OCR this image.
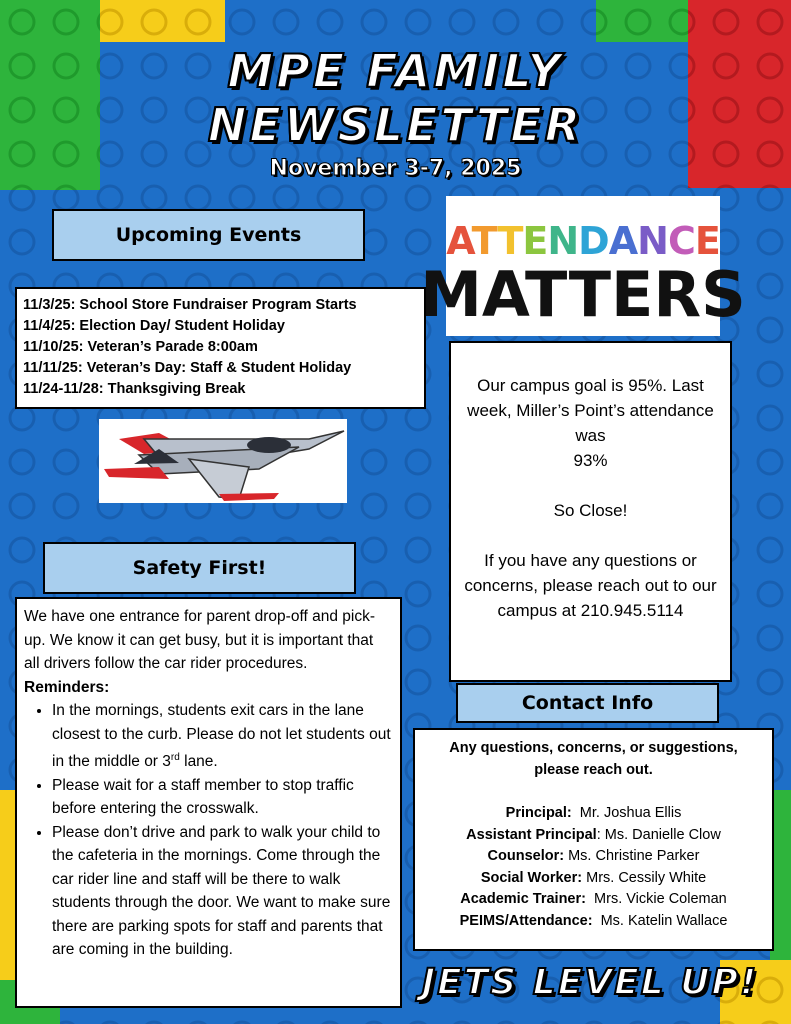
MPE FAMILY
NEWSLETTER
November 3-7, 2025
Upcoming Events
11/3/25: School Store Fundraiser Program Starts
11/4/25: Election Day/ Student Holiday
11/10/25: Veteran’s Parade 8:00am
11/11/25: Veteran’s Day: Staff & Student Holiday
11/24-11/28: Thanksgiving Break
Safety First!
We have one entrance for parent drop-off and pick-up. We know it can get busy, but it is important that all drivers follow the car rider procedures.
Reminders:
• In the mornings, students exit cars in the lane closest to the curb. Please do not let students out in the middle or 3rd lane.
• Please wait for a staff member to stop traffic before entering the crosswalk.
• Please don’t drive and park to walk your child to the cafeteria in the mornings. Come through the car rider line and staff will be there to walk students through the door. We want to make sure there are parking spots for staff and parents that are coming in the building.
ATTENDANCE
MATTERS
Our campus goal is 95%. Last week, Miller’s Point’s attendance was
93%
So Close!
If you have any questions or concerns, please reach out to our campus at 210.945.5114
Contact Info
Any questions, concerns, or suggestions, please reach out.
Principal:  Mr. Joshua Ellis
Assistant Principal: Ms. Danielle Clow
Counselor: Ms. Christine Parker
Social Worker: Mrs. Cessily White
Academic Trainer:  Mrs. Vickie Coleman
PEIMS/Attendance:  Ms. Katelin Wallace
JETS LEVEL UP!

* * *

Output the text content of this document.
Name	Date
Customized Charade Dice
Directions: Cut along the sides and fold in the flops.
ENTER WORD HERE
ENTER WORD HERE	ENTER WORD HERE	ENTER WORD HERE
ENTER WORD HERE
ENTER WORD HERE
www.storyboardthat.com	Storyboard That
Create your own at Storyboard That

* * *

_Set exercise_
Return every line from the records above that holds the word "concerns".

_Full answer_
If you have any questions or concerns, please reach out to our campus at 210.945.5114
Any questions, concerns, or suggestions, please reach out.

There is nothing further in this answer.